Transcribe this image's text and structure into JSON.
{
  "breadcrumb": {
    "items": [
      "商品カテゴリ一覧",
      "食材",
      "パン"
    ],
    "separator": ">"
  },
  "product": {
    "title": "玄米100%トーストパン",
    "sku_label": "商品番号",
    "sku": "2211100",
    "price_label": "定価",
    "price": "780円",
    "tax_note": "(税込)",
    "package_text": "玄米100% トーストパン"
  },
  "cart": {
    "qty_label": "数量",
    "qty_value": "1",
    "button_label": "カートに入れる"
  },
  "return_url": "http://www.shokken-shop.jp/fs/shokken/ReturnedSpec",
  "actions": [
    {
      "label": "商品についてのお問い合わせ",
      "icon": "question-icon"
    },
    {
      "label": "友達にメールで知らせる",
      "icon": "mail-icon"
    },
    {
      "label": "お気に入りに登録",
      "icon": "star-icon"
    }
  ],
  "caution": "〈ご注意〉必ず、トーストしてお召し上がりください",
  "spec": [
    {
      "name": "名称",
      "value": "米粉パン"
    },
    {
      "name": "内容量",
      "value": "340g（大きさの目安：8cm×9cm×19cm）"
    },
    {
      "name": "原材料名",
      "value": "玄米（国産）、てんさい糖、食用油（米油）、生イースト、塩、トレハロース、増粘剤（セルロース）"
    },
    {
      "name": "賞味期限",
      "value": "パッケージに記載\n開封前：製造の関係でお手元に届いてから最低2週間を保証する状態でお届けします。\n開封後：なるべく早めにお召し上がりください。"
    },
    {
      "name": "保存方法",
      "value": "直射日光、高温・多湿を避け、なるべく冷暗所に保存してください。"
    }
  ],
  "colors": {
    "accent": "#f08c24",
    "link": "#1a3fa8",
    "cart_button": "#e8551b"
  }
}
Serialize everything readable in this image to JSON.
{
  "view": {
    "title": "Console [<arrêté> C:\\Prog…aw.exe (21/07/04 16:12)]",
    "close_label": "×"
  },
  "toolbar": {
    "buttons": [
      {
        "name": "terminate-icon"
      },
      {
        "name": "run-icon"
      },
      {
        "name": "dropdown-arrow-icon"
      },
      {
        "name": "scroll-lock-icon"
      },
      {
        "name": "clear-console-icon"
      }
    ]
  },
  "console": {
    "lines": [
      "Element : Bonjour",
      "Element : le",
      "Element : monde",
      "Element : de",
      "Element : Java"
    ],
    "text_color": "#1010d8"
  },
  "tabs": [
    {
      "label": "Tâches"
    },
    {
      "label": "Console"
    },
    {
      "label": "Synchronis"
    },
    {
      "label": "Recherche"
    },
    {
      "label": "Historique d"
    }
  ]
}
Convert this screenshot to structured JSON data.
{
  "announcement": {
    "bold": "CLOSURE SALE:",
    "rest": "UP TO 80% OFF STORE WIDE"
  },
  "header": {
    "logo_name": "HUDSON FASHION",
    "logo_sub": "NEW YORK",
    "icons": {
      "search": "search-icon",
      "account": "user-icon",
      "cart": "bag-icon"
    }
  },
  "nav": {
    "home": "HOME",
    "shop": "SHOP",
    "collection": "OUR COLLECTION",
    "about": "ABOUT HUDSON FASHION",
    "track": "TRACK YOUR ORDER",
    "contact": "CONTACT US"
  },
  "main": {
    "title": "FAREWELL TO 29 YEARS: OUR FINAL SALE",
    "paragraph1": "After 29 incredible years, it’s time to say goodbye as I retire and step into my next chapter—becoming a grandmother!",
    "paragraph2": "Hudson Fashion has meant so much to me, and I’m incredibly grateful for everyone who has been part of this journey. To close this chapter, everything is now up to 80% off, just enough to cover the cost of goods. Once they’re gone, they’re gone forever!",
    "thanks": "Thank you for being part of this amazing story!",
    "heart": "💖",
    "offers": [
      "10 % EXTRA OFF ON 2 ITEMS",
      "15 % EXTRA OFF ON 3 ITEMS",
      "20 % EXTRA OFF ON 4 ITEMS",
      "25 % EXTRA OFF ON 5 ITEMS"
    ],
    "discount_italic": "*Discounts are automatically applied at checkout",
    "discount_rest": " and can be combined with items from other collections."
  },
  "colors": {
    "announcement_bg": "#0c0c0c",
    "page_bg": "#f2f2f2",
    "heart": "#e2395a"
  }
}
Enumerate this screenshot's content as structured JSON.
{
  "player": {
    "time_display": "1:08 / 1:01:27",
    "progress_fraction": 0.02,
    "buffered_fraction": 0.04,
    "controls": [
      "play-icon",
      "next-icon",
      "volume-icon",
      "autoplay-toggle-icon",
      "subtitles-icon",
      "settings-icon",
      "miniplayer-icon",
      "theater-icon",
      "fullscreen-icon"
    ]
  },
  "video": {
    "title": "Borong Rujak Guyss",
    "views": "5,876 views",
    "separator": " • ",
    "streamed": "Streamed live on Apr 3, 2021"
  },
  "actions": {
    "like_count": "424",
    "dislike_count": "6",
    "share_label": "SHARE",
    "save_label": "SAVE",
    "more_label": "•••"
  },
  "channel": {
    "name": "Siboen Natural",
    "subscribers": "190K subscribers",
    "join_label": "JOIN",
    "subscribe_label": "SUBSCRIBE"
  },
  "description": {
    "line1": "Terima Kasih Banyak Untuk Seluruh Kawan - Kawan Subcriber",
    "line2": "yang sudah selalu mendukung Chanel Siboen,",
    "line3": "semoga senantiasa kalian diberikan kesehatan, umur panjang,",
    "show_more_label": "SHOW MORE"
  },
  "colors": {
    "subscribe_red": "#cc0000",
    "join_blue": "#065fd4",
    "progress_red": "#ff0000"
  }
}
- - - - -
Only a number is wanted here: how many lines in the data above include the string "screenshot"?

2